[Listings of boxed layout items]
-- BEGIN --

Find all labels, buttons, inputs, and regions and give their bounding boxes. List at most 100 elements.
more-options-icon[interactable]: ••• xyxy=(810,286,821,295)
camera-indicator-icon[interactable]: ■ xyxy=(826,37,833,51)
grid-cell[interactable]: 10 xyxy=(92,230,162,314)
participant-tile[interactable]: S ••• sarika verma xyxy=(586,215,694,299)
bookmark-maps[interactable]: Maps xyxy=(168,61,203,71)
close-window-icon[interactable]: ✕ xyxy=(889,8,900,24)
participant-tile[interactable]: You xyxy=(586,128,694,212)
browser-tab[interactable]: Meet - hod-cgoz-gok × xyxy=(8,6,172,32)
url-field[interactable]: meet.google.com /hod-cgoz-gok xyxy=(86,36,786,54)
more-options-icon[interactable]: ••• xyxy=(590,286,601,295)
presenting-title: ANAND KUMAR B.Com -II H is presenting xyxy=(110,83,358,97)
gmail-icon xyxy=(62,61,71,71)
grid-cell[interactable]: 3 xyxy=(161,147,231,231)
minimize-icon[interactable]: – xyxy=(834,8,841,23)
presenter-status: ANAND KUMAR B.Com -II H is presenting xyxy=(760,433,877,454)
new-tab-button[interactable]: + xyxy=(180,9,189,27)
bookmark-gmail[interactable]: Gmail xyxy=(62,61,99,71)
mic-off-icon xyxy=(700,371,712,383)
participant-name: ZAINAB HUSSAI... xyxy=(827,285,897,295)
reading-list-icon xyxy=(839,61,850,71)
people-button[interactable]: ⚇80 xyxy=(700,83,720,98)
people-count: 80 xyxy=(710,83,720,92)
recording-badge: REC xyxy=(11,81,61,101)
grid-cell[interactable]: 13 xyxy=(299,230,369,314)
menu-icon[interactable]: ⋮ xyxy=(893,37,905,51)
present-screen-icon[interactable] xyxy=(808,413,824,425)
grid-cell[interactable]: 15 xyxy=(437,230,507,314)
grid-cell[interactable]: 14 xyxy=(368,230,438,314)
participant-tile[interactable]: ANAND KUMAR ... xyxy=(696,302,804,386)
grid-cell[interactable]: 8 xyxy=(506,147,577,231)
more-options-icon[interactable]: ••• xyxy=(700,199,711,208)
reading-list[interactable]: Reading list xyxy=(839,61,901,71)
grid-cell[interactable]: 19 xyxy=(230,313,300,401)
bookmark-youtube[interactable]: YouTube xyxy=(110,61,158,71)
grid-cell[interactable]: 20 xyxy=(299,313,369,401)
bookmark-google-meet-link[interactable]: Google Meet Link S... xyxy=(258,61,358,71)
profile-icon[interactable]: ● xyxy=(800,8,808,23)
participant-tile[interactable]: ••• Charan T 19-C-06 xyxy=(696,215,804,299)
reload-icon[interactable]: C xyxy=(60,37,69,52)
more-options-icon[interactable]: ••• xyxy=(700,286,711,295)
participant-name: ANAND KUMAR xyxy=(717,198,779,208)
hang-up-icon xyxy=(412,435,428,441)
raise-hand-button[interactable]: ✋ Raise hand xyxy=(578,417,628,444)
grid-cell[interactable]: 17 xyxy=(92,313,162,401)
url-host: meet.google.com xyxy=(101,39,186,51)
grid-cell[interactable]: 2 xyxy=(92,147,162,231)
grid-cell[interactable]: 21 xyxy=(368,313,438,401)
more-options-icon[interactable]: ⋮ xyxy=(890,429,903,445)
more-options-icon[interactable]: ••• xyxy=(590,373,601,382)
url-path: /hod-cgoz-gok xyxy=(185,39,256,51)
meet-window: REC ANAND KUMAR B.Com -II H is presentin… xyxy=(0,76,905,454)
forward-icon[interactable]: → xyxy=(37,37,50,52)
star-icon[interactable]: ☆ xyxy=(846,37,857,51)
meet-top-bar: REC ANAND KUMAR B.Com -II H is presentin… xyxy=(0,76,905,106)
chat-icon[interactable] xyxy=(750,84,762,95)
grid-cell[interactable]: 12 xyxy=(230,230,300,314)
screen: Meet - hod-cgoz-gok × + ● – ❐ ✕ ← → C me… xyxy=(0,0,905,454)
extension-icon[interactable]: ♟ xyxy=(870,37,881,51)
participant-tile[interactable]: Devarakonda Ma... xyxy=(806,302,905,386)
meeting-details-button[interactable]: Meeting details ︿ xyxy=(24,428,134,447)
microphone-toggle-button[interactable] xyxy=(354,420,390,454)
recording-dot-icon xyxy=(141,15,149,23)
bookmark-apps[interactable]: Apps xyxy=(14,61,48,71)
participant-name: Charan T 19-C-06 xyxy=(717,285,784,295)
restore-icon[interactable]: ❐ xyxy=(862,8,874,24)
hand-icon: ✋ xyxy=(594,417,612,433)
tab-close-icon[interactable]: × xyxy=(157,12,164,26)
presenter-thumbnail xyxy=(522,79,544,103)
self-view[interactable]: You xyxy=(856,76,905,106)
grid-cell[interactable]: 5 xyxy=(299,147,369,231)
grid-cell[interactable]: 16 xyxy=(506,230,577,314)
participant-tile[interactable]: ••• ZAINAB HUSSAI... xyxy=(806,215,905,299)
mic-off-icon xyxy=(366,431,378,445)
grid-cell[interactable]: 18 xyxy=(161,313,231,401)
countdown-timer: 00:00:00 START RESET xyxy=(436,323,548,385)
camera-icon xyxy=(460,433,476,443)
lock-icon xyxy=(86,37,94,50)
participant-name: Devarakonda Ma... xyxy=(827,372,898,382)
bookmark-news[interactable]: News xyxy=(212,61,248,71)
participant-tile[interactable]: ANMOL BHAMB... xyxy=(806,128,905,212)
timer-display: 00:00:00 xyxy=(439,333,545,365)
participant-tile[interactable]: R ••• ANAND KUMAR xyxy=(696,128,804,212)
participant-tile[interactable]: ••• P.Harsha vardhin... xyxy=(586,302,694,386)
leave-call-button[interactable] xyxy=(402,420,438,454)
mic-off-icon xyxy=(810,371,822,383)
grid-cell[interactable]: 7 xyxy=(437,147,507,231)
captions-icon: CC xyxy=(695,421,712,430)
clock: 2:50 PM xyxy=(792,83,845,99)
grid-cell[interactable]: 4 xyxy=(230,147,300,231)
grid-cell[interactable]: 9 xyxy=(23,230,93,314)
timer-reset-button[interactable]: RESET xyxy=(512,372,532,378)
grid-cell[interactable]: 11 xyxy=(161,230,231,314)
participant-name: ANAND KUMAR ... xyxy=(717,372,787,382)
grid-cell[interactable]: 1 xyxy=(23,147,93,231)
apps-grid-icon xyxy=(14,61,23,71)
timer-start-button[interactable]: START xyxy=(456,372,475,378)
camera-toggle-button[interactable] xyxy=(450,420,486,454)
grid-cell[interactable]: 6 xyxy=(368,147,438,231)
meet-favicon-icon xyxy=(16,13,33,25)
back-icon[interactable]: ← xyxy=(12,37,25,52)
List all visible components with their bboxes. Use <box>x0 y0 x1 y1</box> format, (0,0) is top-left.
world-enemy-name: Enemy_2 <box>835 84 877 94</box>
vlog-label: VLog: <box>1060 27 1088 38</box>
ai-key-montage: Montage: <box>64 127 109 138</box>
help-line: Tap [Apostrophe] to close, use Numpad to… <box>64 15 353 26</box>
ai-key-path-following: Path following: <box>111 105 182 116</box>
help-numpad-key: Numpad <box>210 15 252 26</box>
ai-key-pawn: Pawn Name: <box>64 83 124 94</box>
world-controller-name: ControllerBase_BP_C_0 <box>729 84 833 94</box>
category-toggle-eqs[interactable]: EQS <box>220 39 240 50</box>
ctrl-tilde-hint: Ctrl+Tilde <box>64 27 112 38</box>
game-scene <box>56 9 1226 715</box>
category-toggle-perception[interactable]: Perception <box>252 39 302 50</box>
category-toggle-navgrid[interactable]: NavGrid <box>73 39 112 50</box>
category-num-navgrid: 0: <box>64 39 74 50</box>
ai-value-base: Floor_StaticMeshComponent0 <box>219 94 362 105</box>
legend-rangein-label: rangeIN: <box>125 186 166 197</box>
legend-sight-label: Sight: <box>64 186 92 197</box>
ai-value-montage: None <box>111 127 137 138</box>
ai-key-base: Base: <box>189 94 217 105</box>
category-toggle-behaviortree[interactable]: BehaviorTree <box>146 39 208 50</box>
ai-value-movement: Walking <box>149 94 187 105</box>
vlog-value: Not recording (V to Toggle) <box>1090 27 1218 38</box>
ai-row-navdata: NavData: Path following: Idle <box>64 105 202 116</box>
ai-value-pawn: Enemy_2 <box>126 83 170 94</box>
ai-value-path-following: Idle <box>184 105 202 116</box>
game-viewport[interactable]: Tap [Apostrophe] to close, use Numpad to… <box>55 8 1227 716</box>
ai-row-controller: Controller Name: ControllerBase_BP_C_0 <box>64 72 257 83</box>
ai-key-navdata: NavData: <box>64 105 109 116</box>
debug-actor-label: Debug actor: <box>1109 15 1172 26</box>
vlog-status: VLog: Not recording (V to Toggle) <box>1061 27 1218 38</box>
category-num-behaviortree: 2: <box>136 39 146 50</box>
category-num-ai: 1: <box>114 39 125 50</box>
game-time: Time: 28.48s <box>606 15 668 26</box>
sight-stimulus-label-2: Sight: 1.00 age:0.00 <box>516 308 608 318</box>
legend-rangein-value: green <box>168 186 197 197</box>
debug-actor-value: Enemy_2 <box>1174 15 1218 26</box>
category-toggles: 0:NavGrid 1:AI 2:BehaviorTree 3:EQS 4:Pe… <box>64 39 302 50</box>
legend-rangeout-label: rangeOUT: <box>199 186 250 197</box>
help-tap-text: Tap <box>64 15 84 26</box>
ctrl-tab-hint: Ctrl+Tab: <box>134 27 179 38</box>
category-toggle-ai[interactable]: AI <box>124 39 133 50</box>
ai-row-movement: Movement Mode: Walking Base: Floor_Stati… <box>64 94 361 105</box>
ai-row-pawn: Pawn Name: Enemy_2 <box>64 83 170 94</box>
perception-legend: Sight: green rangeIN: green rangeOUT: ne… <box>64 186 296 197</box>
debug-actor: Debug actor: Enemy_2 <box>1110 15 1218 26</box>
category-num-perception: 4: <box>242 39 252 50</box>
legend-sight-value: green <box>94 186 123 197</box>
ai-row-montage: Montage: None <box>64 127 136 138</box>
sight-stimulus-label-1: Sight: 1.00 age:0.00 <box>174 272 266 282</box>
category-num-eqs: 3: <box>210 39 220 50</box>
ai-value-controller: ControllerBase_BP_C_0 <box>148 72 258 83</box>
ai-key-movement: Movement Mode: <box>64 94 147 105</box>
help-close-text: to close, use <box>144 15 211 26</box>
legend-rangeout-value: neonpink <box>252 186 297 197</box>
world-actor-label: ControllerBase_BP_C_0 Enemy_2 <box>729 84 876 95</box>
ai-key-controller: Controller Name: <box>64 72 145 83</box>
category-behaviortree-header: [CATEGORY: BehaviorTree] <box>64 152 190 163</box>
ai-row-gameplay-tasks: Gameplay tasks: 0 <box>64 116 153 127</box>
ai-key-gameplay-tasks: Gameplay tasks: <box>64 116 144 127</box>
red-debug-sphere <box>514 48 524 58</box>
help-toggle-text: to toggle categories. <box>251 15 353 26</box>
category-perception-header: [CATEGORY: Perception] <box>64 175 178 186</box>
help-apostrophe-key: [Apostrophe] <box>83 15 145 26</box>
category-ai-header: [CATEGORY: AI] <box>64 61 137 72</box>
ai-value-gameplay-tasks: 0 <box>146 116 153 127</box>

-- END --

◆ **YOUR INSTRUCTIONS**
Repeat everything in the records from the start down to the line containing "participant-tile[interactable]: You xyxy=(586,128,694,212)", including both of those lines, with nothing changed.

◆ **THE OUTPUT**
Find all labels, buttons, inputs, and regions and give their bounding boxes. List at most 100 elements.
more-options-icon[interactable]: ••• xyxy=(810,286,821,295)
camera-indicator-icon[interactable]: ■ xyxy=(826,37,833,51)
grid-cell[interactable]: 10 xyxy=(92,230,162,314)
participant-tile[interactable]: S ••• sarika verma xyxy=(586,215,694,299)
bookmark-maps[interactable]: Maps xyxy=(168,61,203,71)
close-window-icon[interactable]: ✕ xyxy=(889,8,900,24)
participant-tile[interactable]: You xyxy=(586,128,694,212)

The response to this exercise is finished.